INPUT ROWS:
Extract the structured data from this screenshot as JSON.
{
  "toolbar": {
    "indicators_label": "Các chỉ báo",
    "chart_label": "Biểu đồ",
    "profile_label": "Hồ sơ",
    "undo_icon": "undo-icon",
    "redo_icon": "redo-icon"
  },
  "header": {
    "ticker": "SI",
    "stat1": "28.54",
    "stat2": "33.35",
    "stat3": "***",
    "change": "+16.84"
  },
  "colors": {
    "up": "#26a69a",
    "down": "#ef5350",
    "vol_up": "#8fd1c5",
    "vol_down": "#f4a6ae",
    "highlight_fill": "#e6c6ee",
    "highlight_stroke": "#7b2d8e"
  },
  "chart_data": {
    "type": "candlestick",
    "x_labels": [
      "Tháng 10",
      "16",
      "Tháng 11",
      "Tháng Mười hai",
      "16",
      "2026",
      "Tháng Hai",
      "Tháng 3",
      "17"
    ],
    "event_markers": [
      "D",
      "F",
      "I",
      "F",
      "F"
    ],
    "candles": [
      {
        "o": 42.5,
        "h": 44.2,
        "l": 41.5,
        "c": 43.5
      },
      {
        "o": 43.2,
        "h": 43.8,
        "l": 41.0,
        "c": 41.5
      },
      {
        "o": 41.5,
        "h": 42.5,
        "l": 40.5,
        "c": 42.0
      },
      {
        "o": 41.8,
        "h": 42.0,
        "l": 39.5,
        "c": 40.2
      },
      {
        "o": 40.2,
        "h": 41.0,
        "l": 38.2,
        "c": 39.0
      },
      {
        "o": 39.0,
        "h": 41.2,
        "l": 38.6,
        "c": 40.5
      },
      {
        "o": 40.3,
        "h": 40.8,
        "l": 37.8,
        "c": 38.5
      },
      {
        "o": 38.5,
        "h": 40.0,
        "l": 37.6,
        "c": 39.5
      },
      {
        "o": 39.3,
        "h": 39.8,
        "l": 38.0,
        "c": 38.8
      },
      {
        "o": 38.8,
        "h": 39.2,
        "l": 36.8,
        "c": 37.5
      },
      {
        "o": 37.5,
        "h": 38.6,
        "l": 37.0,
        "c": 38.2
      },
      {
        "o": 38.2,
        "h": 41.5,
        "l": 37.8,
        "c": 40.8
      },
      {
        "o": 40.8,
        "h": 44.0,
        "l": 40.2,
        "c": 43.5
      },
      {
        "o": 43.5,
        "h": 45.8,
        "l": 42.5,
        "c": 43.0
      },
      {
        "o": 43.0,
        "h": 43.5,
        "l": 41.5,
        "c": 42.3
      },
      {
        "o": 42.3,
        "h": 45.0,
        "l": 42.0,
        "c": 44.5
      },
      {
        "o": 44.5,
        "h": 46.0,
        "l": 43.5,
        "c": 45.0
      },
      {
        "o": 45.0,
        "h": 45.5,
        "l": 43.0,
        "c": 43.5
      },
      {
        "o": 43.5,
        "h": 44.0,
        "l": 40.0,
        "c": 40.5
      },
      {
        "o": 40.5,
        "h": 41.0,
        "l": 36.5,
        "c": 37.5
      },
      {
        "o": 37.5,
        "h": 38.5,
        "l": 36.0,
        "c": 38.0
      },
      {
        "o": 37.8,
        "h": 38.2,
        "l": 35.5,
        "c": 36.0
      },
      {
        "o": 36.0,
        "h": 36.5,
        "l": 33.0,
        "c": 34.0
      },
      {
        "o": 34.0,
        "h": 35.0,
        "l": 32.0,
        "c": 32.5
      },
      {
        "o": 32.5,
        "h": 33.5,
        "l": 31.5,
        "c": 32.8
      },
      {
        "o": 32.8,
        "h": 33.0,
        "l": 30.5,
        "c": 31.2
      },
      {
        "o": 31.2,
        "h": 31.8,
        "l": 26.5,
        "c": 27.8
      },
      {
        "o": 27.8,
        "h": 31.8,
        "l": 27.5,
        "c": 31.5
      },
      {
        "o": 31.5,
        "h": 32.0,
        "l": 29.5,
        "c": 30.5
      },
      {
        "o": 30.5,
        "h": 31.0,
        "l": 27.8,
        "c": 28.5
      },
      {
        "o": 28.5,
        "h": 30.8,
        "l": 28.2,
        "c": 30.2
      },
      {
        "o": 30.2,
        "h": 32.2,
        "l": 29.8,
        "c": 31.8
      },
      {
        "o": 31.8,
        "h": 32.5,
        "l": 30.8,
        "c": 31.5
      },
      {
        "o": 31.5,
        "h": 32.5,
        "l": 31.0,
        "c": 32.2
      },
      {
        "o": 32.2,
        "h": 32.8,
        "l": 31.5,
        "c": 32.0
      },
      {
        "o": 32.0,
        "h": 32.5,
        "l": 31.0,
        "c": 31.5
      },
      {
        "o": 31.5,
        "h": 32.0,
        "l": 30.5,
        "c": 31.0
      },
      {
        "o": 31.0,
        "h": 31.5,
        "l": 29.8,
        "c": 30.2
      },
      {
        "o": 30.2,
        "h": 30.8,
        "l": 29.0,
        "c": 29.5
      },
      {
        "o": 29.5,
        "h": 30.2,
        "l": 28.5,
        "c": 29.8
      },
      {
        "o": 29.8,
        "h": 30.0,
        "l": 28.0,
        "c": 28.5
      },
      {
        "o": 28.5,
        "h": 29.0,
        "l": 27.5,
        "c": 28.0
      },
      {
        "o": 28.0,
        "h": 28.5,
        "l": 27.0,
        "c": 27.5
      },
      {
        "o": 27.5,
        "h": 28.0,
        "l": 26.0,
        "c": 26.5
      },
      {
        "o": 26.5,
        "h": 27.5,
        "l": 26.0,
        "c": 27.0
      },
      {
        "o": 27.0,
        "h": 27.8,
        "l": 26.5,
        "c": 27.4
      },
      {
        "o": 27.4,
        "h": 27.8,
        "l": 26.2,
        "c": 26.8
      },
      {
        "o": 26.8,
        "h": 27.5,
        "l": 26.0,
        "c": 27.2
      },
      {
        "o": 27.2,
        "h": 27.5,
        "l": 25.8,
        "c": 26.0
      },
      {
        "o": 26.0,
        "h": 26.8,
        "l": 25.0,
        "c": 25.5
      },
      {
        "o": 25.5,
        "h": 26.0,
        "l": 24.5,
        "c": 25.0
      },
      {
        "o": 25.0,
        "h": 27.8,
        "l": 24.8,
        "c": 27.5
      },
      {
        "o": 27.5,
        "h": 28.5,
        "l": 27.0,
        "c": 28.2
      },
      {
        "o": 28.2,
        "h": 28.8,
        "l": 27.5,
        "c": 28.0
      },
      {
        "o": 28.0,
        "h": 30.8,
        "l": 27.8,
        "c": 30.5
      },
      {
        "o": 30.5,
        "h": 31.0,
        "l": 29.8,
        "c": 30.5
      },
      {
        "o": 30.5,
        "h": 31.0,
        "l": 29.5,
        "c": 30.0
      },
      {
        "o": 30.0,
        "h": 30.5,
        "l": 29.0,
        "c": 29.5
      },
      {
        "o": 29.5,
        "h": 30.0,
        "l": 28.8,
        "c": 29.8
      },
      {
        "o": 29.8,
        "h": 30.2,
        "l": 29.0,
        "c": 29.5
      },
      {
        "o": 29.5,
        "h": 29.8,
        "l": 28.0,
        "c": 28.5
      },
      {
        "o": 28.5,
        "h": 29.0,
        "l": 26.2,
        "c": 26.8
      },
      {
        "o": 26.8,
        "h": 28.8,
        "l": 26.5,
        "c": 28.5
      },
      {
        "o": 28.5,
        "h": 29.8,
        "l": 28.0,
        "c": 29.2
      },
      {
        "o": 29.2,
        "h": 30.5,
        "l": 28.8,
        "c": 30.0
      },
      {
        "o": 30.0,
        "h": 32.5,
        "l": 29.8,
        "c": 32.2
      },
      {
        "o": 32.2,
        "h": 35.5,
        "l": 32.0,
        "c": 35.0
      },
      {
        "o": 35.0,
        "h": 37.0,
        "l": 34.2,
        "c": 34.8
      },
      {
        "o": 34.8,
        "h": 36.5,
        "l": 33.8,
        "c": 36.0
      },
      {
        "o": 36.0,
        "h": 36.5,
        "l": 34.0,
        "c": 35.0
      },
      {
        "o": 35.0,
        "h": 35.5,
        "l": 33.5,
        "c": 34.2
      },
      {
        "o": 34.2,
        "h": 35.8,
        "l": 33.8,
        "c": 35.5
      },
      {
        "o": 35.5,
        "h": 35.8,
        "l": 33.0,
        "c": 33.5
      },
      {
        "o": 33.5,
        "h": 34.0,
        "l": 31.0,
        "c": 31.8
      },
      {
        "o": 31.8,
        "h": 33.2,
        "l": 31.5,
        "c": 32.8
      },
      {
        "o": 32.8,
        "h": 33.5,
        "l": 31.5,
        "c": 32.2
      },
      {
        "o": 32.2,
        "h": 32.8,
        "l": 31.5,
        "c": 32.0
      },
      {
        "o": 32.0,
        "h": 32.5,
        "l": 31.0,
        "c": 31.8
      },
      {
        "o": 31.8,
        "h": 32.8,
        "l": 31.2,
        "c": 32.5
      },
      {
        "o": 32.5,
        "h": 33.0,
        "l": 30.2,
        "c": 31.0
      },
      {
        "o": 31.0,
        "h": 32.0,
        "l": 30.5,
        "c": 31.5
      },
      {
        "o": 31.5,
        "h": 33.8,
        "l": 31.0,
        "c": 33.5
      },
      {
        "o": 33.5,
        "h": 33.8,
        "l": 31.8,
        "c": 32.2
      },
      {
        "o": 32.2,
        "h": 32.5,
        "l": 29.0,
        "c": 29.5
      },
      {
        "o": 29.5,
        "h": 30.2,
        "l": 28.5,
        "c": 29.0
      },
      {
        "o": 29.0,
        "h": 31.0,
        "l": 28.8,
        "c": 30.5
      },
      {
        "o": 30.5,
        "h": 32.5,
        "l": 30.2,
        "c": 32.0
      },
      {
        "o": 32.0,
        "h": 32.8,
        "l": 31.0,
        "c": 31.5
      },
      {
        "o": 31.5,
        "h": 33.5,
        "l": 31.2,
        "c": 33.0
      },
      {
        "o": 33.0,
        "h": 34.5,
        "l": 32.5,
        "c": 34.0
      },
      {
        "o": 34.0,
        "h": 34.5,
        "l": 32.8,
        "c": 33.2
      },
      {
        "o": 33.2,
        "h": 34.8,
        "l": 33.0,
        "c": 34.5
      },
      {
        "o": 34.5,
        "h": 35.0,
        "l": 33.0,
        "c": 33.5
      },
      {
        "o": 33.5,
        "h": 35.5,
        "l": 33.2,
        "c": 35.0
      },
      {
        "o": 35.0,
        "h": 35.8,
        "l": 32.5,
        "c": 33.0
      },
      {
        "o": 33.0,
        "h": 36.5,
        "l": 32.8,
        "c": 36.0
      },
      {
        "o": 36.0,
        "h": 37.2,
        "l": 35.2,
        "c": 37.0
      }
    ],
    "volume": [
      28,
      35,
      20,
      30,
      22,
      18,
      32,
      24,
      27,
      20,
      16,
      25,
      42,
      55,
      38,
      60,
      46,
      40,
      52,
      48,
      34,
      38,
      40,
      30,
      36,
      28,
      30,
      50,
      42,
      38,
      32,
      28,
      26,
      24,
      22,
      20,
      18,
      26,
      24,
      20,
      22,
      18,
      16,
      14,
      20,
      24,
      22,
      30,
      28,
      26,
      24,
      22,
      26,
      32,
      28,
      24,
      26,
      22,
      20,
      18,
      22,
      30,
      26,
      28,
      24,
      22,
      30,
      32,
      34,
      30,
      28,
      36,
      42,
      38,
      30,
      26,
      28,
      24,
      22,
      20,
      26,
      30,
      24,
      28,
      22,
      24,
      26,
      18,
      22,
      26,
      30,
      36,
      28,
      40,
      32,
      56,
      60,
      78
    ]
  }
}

TASK TO CARRY OUT:
Only the number is wanted: how many lines in the preceding entries hold the string "icon"?

RIGHT ANSWER:
2